### TASK DESCRIPTION
Can you quote the records below in full, word for word?

--------

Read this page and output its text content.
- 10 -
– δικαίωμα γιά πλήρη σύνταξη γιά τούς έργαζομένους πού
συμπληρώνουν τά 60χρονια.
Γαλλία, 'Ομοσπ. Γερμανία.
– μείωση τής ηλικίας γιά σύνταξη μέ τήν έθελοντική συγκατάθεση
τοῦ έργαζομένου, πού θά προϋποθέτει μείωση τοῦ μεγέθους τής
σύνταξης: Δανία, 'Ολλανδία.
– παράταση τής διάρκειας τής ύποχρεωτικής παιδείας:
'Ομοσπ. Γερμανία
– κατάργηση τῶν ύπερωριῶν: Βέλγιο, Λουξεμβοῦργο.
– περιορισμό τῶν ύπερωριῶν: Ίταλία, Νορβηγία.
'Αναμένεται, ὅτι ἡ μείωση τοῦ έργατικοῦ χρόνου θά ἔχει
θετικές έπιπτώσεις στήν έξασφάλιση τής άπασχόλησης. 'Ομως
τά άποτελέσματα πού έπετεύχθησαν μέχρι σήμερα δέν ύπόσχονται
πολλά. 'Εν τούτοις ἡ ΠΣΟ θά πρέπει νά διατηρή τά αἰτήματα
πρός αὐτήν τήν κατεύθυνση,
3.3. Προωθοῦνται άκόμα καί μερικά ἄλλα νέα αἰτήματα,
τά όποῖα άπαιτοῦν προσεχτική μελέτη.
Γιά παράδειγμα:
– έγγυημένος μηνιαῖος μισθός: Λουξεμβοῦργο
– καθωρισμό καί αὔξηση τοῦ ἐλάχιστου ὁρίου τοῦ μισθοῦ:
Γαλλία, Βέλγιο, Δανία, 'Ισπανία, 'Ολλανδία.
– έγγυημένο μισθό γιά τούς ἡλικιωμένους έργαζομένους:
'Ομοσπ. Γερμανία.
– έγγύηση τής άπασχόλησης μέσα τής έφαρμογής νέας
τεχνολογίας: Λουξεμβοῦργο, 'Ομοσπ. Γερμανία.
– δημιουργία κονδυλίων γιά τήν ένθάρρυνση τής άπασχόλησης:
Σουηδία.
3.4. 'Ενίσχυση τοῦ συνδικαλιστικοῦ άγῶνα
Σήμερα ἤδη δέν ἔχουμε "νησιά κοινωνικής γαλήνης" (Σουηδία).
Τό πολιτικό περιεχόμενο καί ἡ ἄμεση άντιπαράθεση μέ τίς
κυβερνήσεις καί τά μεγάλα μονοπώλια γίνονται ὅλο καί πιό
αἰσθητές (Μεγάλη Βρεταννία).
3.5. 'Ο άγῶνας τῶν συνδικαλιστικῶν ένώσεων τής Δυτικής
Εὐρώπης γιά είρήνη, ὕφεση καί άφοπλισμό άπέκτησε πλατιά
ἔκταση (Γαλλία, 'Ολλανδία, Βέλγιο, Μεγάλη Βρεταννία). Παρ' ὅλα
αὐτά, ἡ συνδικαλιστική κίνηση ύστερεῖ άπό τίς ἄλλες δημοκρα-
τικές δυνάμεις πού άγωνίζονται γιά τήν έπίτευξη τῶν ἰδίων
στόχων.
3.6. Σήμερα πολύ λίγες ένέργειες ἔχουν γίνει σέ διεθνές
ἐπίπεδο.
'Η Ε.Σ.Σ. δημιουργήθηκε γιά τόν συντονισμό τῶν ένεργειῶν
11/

--------

### SOLUTION FOR THIS PROBLEM
Read this page and output its text content.
- 10 -
– δικαίωμα γιά πλήρη σύνταξη γιά τούς έργαζομένους πού
συμπληρώνουν τά 60χρονια.
Γαλλία, 'Ομοσπ. Γερμανία.
– μείωση τής ηλικίας γιά σύνταξη μέ τήν έθελοντική συγκατάθεση
τοῦ έργαζομένου, πού θά προϋποθέτει μείωση τοῦ μεγέθους τής
σύνταξης: Δανία, 'Ολλανδία.
– παράταση τής διάρκειας τής ύποχρεωτικής παιδείας:
'Ομοσπ. Γερμανία
– κατάργηση τῶν ύπερωριῶν: Βέλγιο, Λουξεμβοῦργο.
– περιορισμό τῶν ύπερωριῶν: Ίταλία, Νορβηγία.
'Αναμένεται, ὅτι ἡ μείωση τοῦ έργατικοῦ χρόνου θά ἔχει
θετικές έπιπτώσεις στήν έξασφάλιση τής άπασχόλησης. 'Ομως
τά άποτελέσματα πού έπετεύχθησαν μέχρι σήμερα δέν ύπόσχονται
πολλά. 'Εν τούτοις ἡ ΠΣΟ θά πρέπει νά διατηρή τά αἰτήματα
πρός αὐτήν τήν κατεύθυνση,
3.3. Προωθοῦνται άκόμα καί μερικά ἄλλα νέα αἰτήματα,
τά όποῖα άπαιτοῦν προσεχτική μελέτη.
Γιά παράδειγμα:
– έγγυημένος μηνιαῖος μισθός: Λουξεμβοῦργο
– καθωρισμό καί αὔξηση τοῦ ἐλάχιστου ὁρίου τοῦ μισθοῦ:
Γαλλία, Βέλγιο, Δανία, 'Ισπανία, 'Ολλανδία.
– έγγυημένο μισθό γιά τούς ἡλικιωμένους έργαζομένους:
'Ομοσπ. Γερμανία.
– έγγύηση τής άπασχόλησης μέσα τής έφαρμογής νέας
τεχνολογίας: Λουξεμβοῦργο, 'Ομοσπ. Γερμανία.
– δημιουργία κονδυλίων γιά τήν ένθάρρυνση τής άπασχόλησης:
Σουηδία.
3.4. 'Ενίσχυση τοῦ συνδικαλιστικοῦ άγῶνα
Σήμερα ἤδη δέν ἔχουμε "νησιά κοινωνικής γαλήνης" (Σουηδία).
Τό πολιτικό περιεχόμενο καί ἡ ἄμεση άντιπαράθεση μέ τίς
κυβερνήσεις καί τά μεγάλα μονοπώλια γίνονται ὅλο καί πιό
αἰσθητές (Μεγάλη Βρεταννία).
3.5. 'Ο άγῶνας τῶν συνδικαλιστικῶν ένώσεων τής Δυτικής
Εὐρώπης γιά είρήνη, ὕφεση καί άφοπλισμό άπέκτησε πλατιά
ἔκταση (Γαλλία, 'Ολλανδία, Βέλγιο, Μεγάλη Βρεταννία). Παρ' ὅλα
αὐτά, ἡ συνδικαλιστική κίνηση ύστερεῖ άπό τίς ἄλλες δημοκρα-
τικές δυνάμεις πού άγωνίζονται γιά τήν έπίτευξη τῶν ἰδίων
στόχων.
3.6. Σήμερα πολύ λίγες ένέργειες ἔχουν γίνει σέ διεθνές
ἐπίπεδο.
'Η Ε.Σ.Σ. δημιουργήθηκε γιά τόν συντονισμό τῶν ένεργειῶν
11/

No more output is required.